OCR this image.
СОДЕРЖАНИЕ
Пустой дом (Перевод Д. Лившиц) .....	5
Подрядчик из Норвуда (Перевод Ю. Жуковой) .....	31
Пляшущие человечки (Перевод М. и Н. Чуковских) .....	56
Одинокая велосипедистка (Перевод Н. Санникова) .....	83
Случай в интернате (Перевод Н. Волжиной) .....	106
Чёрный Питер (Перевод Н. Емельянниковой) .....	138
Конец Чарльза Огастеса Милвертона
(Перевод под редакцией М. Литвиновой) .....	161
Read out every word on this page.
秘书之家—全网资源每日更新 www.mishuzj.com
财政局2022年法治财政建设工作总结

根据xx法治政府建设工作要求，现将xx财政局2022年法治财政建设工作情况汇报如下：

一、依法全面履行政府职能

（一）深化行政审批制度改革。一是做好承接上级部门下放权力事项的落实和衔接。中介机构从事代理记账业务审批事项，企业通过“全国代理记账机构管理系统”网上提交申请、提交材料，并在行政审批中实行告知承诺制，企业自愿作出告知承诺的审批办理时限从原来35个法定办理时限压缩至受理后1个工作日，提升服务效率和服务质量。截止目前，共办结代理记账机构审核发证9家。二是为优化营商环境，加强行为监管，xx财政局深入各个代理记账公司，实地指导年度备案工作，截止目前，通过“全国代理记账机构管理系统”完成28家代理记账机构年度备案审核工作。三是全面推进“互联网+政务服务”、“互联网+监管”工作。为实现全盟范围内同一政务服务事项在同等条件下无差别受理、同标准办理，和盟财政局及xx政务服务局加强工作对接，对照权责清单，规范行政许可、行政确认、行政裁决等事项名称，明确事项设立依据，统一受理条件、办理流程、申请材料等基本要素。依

+++++

Task to complete » Could you reproduce every record above exactly as it appears?

Solution »
OCR this image.
СОДЕРЖАНИЕ
Пустой дом (Перевод Д. Лившиц) .....	5
Подрядчик из Норвуда (Перевод Ю. Жуковой) .....	31
Пляшущие человечки (Перевод М. и Н. Чуковских) .....	56
Одинокая велосипедистка (Перевод Н. Санникова) .....	83
Случай в интернате (Перевод Н. Волжиной) .....	106
Чёрный Питер (Перевод Н. Емельянниковой) .....	138
Конец Чарльза Огастеса Милвертона
(Перевод под редакцией М. Литвиновой) .....	161
Read out every word on this page.
秘书之家—全网资源每日更新 www.mishuzj.com
财政局2022年法治财政建设工作总结

根据xx法治政府建设工作要求，现将xx财政局2022年法治财政建设工作情况汇报如下：

一、依法全面履行政府职能

（一）深化行政审批制度改革。一是做好承接上级部门下放权力事项的落实和衔接。中介机构从事代理记账业务审批事项，企业通过“全国代理记账机构管理系统”网上提交申请、提交材料，并在行政审批中实行告知承诺制，企业自愿作出告知承诺的审批办理时限从原来35个法定办理时限压缩至受理后1个工作日，提升服务效率和服务质量。截止目前，共办结代理记账机构审核发证9家。二是为优化营商环境，加强行为监管，xx财政局深入各个代理记账公司，实地指导年度备案工作，截止目前，通过“全国代理记账机构管理系统”完成28家代理记账机构年度备案审核工作。三是全面推进“互联网+政务服务”、“互联网+监管”工作。为实现全盟范围内同一政务服务事项在同等条件下无差别受理、同标准办理，和盟财政局及xx政务服务局加强工作对接，对照权责清单，规范行政许可、行政确认、行政裁决等事项名称，明确事项设立依据，统一受理条件、办理流程、申请材料等基本要素。依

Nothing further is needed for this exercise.